SUPPLIED DATA:
|---|
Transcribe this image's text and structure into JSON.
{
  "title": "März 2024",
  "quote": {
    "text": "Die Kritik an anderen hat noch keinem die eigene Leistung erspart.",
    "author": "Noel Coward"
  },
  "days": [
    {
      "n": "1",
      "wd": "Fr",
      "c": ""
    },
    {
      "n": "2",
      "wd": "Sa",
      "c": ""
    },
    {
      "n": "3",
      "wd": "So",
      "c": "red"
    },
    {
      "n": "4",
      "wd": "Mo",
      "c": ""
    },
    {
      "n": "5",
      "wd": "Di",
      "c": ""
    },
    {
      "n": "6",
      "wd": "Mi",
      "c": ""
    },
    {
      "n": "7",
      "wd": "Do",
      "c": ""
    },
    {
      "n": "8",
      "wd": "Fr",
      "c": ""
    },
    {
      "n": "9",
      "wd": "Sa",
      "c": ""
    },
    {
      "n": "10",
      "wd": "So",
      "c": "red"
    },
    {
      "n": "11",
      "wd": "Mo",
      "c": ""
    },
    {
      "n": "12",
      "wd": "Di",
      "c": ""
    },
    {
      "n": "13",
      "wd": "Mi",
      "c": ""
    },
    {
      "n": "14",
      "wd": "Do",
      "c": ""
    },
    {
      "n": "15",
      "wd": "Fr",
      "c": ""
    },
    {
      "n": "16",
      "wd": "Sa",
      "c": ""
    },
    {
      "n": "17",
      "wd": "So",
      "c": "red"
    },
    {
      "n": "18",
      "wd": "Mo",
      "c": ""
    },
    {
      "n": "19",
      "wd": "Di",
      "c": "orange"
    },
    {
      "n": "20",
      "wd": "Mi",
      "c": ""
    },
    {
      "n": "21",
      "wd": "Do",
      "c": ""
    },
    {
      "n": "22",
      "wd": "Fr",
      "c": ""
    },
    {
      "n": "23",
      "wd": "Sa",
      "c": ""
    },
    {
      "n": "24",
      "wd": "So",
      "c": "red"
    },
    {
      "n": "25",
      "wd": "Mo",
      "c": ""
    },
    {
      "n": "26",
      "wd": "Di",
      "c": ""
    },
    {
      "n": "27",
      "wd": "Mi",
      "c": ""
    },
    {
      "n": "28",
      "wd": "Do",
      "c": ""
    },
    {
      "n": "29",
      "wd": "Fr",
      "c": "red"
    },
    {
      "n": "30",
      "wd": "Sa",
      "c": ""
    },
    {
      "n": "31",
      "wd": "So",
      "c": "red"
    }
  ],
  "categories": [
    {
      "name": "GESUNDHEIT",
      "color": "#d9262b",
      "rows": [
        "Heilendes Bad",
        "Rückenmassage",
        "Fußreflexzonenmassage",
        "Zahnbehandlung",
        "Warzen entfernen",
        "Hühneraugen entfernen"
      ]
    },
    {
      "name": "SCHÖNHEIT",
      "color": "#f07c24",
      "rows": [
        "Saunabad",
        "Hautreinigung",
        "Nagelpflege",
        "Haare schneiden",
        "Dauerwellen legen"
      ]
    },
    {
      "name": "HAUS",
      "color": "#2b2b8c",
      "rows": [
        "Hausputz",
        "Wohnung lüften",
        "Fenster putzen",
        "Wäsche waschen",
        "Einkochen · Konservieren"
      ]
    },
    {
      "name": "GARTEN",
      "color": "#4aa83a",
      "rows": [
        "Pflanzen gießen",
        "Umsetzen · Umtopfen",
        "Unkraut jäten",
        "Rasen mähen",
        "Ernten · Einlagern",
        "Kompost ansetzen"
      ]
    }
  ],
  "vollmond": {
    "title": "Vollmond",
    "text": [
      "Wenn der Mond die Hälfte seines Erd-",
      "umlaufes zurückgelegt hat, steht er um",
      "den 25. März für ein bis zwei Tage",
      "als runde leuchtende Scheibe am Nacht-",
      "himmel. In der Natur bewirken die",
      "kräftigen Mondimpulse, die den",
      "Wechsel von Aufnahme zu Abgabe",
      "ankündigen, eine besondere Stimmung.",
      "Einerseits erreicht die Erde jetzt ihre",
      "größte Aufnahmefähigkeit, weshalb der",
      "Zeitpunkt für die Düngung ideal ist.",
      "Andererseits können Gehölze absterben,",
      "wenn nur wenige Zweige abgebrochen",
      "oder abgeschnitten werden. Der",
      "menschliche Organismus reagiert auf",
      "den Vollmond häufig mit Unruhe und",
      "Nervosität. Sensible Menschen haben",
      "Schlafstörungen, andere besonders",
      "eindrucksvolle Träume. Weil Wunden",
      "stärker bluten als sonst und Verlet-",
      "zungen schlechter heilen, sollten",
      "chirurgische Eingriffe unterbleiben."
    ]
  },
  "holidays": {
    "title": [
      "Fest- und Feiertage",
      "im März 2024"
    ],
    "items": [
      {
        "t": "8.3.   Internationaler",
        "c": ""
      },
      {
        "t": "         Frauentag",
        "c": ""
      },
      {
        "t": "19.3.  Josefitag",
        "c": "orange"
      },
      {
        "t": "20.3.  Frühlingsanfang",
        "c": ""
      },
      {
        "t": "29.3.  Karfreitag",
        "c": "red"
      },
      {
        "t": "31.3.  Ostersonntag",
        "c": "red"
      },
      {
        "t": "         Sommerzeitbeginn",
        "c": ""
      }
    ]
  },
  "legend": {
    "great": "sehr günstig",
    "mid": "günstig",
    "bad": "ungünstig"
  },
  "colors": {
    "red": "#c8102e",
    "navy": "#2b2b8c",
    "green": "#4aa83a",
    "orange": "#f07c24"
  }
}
|---|
TASK: Working from the material above, retype it in its entirety without change.

ANSWER TO THE TASK:
Transcribe this image's text and structure into JSON.
{
  "title": "März 2024",
  "quote": {
    "text": "Die Kritik an anderen hat noch keinem die eigene Leistung erspart.",
    "author": "Noel Coward"
  },
  "days": [
    {
      "n": "1",
      "wd": "Fr",
      "c": ""
    },
    {
      "n": "2",
      "wd": "Sa",
      "c": ""
    },
    {
      "n": "3",
      "wd": "So",
      "c": "red"
    },
    {
      "n": "4",
      "wd": "Mo",
      "c": ""
    },
    {
      "n": "5",
      "wd": "Di",
      "c": ""
    },
    {
      "n": "6",
      "wd": "Mi",
      "c": ""
    },
    {
      "n": "7",
      "wd": "Do",
      "c": ""
    },
    {
      "n": "8",
      "wd": "Fr",
      "c": ""
    },
    {
      "n": "9",
      "wd": "Sa",
      "c": ""
    },
    {
      "n": "10",
      "wd": "So",
      "c": "red"
    },
    {
      "n": "11",
      "wd": "Mo",
      "c": ""
    },
    {
      "n": "12",
      "wd": "Di",
      "c": ""
    },
    {
      "n": "13",
      "wd": "Mi",
      "c": ""
    },
    {
      "n": "14",
      "wd": "Do",
      "c": ""
    },
    {
      "n": "15",
      "wd": "Fr",
      "c": ""
    },
    {
      "n": "16",
      "wd": "Sa",
      "c": ""
    },
    {
      "n": "17",
      "wd": "So",
      "c": "red"
    },
    {
      "n": "18",
      "wd": "Mo",
      "c": ""
    },
    {
      "n": "19",
      "wd": "Di",
      "c": "orange"
    },
    {
      "n": "20",
      "wd": "Mi",
      "c": ""
    },
    {
      "n": "21",
      "wd": "Do",
      "c": ""
    },
    {
      "n": "22",
      "wd": "Fr",
      "c": ""
    },
    {
      "n": "23",
      "wd": "Sa",
      "c": ""
    },
    {
      "n": "24",
      "wd": "So",
      "c": "red"
    },
    {
      "n": "25",
      "wd": "Mo",
      "c": ""
    },
    {
      "n": "26",
      "wd": "Di",
      "c": ""
    },
    {
      "n": "27",
      "wd": "Mi",
      "c": ""
    },
    {
      "n": "28",
      "wd": "Do",
      "c": ""
    },
    {
      "n": "29",
      "wd": "Fr",
      "c": "red"
    },
    {
      "n": "30",
      "wd": "Sa",
      "c": ""
    },
    {
      "n": "31",
      "wd": "So",
      "c": "red"
    }
  ],
  "categories": [
    {
      "name": "GESUNDHEIT",
      "color": "#d9262b",
      "rows": [
        "Heilendes Bad",
        "Rückenmassage",
        "Fußreflexzonenmassage",
        "Zahnbehandlung",
        "Warzen entfernen",
        "Hühneraugen entfernen"
      ]
    },
    {
      "name": "SCHÖNHEIT",
      "color": "#f07c24",
      "rows": [
        "Saunabad",
        "Hautreinigung",
        "Nagelpflege",
        "Haare schneiden",
        "Dauerwellen legen"
      ]
    },
    {
      "name": "HAUS",
      "color": "#2b2b8c",
      "rows": [
        "Hausputz",
        "Wohnung lüften",
        "Fenster putzen",
        "Wäsche waschen",
        "Einkochen · Konservieren"
      ]
    },
    {
      "name": "GARTEN",
      "color": "#4aa83a",
      "rows": [
        "Pflanzen gießen",
        "Umsetzen · Umtopfen",
        "Unkraut jäten",
        "Rasen mähen",
        "Ernten · Einlagern",
        "Kompost ansetzen"
      ]
    }
  ],
  "vollmond": {
    "title": "Vollmond",
    "text": [
      "Wenn der Mond die Hälfte seines Erd-",
      "umlaufes zurückgelegt hat, steht er um",
      "den 25. März für ein bis zwei Tage",
      "als runde leuchtende Scheibe am Nacht-",
      "himmel. In der Natur bewirken die",
      "kräftigen Mondimpulse, die den",
      "Wechsel von Aufnahme zu Abgabe",
      "ankündigen, eine besondere Stimmung.",
      "Einerseits erreicht die Erde jetzt ihre",
      "größte Aufnahmefähigkeit, weshalb der",
      "Zeitpunkt für die Düngung ideal ist.",
      "Andererseits können Gehölze absterben,",
      "wenn nur wenige Zweige abgebrochen",
      "oder abgeschnitten werden. Der",
      "menschliche Organismus reagiert auf",
      "den Vollmond häufig mit Unruhe und",
      "Nervosität. Sensible Menschen haben",
      "Schlafstörungen, andere besonders",
      "eindrucksvolle Träume. Weil Wunden",
      "stärker bluten als sonst und Verlet-",
      "zungen schlechter heilen, sollten",
      "chirurgische Eingriffe unterbleiben."
    ]
  },
  "holidays": {
    "title": [
      "Fest- und Feiertage",
      "im März 2024"
    ],
    "items": [
      {
        "t": "8.3.   Internationaler",
        "c": ""
      },
      {
        "t": "         Frauentag",
        "c": ""
      },
      {
        "t": "19.3.  Josefitag",
        "c": "orange"
      },
      {
        "t": "20.3.  Frühlingsanfang",
        "c": ""
      },
      {
        "t": "29.3.  Karfreitag",
        "c": "red"
      },
      {
        "t": "31.3.  Ostersonntag",
        "c": "red"
      },
      {
        "t": "         Sommerzeitbeginn",
        "c": ""
      }
    ]
  },
  "legend": {
    "great": "sehr günstig",
    "mid": "günstig",
    "bad": "ungünstig"
  },
  "colors": {
    "red": "#c8102e",
    "navy": "#2b2b8c",
    "green": "#4aa83a",
    "orange": "#f07c24"
  }
}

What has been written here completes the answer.